Here are some entries; quote each one exactly.
▶
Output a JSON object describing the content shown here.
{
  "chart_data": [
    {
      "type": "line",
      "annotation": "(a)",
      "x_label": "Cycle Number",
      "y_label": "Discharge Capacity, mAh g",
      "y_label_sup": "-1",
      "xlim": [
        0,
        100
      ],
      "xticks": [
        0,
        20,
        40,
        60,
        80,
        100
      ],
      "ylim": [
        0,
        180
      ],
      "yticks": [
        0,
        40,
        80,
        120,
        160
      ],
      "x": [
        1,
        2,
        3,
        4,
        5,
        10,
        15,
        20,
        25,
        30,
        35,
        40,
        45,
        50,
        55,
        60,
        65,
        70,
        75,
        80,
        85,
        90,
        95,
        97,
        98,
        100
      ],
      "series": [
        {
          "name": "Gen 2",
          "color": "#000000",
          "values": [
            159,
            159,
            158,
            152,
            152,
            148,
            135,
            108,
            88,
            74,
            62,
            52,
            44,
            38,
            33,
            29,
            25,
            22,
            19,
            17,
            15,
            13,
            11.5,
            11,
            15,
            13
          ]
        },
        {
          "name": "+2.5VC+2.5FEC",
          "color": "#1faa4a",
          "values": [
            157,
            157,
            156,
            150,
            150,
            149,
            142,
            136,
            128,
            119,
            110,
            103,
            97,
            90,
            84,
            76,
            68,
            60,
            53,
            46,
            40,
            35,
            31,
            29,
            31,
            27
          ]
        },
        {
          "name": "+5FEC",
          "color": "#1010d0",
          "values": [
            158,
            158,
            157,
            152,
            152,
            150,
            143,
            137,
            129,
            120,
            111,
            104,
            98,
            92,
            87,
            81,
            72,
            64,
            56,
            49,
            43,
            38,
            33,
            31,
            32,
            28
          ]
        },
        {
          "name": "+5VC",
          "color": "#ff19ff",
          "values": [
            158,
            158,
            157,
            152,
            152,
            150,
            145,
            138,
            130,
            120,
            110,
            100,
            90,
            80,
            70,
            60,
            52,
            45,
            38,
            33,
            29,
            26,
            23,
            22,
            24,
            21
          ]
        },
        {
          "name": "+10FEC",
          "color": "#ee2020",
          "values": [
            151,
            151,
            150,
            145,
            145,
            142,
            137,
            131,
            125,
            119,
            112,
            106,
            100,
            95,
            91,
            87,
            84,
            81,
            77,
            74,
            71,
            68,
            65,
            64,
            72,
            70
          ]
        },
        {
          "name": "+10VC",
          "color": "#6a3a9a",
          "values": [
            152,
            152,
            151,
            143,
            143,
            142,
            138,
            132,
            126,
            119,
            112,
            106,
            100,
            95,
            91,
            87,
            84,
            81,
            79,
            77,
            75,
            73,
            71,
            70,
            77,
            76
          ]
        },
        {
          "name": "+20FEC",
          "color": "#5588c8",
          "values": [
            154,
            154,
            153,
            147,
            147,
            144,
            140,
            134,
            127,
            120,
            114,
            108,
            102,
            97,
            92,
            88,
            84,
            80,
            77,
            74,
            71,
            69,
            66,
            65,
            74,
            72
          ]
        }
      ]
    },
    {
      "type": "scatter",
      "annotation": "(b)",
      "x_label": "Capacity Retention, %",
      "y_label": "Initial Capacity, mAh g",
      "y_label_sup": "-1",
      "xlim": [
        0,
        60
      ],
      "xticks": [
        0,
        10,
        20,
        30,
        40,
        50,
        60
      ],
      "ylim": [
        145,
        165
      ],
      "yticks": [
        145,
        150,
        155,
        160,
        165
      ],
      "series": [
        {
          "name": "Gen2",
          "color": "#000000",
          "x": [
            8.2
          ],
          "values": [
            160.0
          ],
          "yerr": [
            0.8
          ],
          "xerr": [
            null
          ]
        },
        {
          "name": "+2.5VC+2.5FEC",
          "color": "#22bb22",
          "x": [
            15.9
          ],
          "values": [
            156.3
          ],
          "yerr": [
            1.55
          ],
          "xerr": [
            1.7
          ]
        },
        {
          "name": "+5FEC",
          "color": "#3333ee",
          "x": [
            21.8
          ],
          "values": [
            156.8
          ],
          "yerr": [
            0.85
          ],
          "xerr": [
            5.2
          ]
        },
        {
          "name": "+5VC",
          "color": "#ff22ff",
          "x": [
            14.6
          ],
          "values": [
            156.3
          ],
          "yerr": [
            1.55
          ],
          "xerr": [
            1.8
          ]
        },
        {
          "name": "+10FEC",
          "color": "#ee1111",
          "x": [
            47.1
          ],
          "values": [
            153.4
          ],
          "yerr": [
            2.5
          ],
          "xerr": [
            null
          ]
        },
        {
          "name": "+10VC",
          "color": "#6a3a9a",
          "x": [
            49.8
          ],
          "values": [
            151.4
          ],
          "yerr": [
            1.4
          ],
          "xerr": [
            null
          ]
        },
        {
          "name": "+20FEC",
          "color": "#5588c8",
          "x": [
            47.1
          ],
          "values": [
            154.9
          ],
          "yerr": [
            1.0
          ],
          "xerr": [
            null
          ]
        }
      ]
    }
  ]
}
◀
**Output**
Output a JSON object describing the content shown here.
{
  "chart_data": [
    {
      "type": "line",
      "annotation": "(a)",
      "x_label": "Cycle Number",
      "y_label": "Discharge Capacity, mAh g",
      "y_label_sup": "-1",
      "xlim": [
        0,
        100
      ],
      "xticks": [
        0,
        20,
        40,
        60,
        80,
        100
      ],
      "ylim": [
        0,
        180
      ],
      "yticks": [
        0,
        40,
        80,
        120,
        160
      ],
      "x": [
        1,
        2,
        3,
        4,
        5,
        10,
        15,
        20,
        25,
        30,
        35,
        40,
        45,
        50,
        55,
        60,
        65,
        70,
        75,
        80,
        85,
        90,
        95,
        97,
        98,
        100
      ],
      "series": [
        {
          "name": "Gen 2",
          "color": "#000000",
          "values": [
            159,
            159,
            158,
            152,
            152,
            148,
            135,
            108,
            88,
            74,
            62,
            52,
            44,
            38,
            33,
            29,
            25,
            22,
            19,
            17,
            15,
            13,
            11.5,
            11,
            15,
            13
          ]
        },
        {
          "name": "+2.5VC+2.5FEC",
          "color": "#1faa4a",
          "values": [
            157,
            157,
            156,
            150,
            150,
            149,
            142,
            136,
            128,
            119,
            110,
            103,
            97,
            90,
            84,
            76,
            68,
            60,
            53,
            46,
            40,
            35,
            31,
            29,
            31,
            27
          ]
        },
        {
          "name": "+5FEC",
          "color": "#1010d0",
          "values": [
            158,
            158,
            157,
            152,
            152,
            150,
            143,
            137,
            129,
            120,
            111,
            104,
            98,
            92,
            87,
            81,
            72,
            64,
            56,
            49,
            43,
            38,
            33,
            31,
            32,
            28
          ]
        },
        {
          "name": "+5VC",
          "color": "#ff19ff",
          "values": [
            158,
            158,
            157,
            152,
            152,
            150,
            145,
            138,
            130,
            120,
            110,
            100,
            90,
            80,
            70,
            60,
            52,
            45,
            38,
            33,
            29,
            26,
            23,
            22,
            24,
            21
          ]
        },
        {
          "name": "+10FEC",
          "color": "#ee2020",
          "values": [
            151,
            151,
            150,
            145,
            145,
            142,
            137,
            131,
            125,
            119,
            112,
            106,
            100,
            95,
            91,
            87,
            84,
            81,
            77,
            74,
            71,
            68,
            65,
            64,
            72,
            70
          ]
        },
        {
          "name": "+10VC",
          "color": "#6a3a9a",
          "values": [
            152,
            152,
            151,
            143,
            143,
            142,
            138,
            132,
            126,
            119,
            112,
            106,
            100,
            95,
            91,
            87,
            84,
            81,
            79,
            77,
            75,
            73,
            71,
            70,
            77,
            76
          ]
        },
        {
          "name": "+20FEC",
          "color": "#5588c8",
          "values": [
            154,
            154,
            153,
            147,
            147,
            144,
            140,
            134,
            127,
            120,
            114,
            108,
            102,
            97,
            92,
            88,
            84,
            80,
            77,
            74,
            71,
            69,
            66,
            65,
            74,
            72
          ]
        }
      ]
    },
    {
      "type": "scatter",
      "annotation": "(b)",
      "x_label": "Capacity Retention, %",
      "y_label": "Initial Capacity, mAh g",
      "y_label_sup": "-1",
      "xlim": [
        0,
        60
      ],
      "xticks": [
        0,
        10,
        20,
        30,
        40,
        50,
        60
      ],
      "ylim": [
        145,
        165
      ],
      "yticks": [
        145,
        150,
        155,
        160,
        165
      ],
      "series": [
        {
          "name": "Gen2",
          "color": "#000000",
          "x": [
            8.2
          ],
          "values": [
            160.0
          ],
          "yerr": [
            0.8
          ],
          "xerr": [
            null
          ]
        },
        {
          "name": "+2.5VC+2.5FEC",
          "color": "#22bb22",
          "x": [
            15.9
          ],
          "values": [
            156.3
          ],
          "yerr": [
            1.55
          ],
          "xerr": [
            1.7
          ]
        },
        {
          "name": "+5FEC",
          "color": "#3333ee",
          "x": [
            21.8
          ],
          "values": [
            156.8
          ],
          "yerr": [
            0.85
          ],
          "xerr": [
            5.2
          ]
        },
        {
          "name": "+5VC",
          "color": "#ff22ff",
          "x": [
            14.6
          ],
          "values": [
            156.3
          ],
          "yerr": [
            1.55
          ],
          "xerr": [
            1.8
          ]
        },
        {
          "name": "+10FEC",
          "color": "#ee1111",
          "x": [
            47.1
          ],
          "values": [
            153.4
          ],
          "yerr": [
            2.5
          ],
          "xerr": [
            null
          ]
        },
        {
          "name": "+10VC",
          "color": "#6a3a9a",
          "x": [
            49.8
          ],
          "values": [
            151.4
          ],
          "yerr": [
            1.4
          ],
          "xerr": [
            null
          ]
        },
        {
          "name": "+20FEC",
          "color": "#5588c8",
          "x": [
            47.1
          ],
          "values": [
            154.9
          ],
          "yerr": [
            1.0
          ],
          "xerr": [
            null
          ]
        }
      ]
    }
  ]
}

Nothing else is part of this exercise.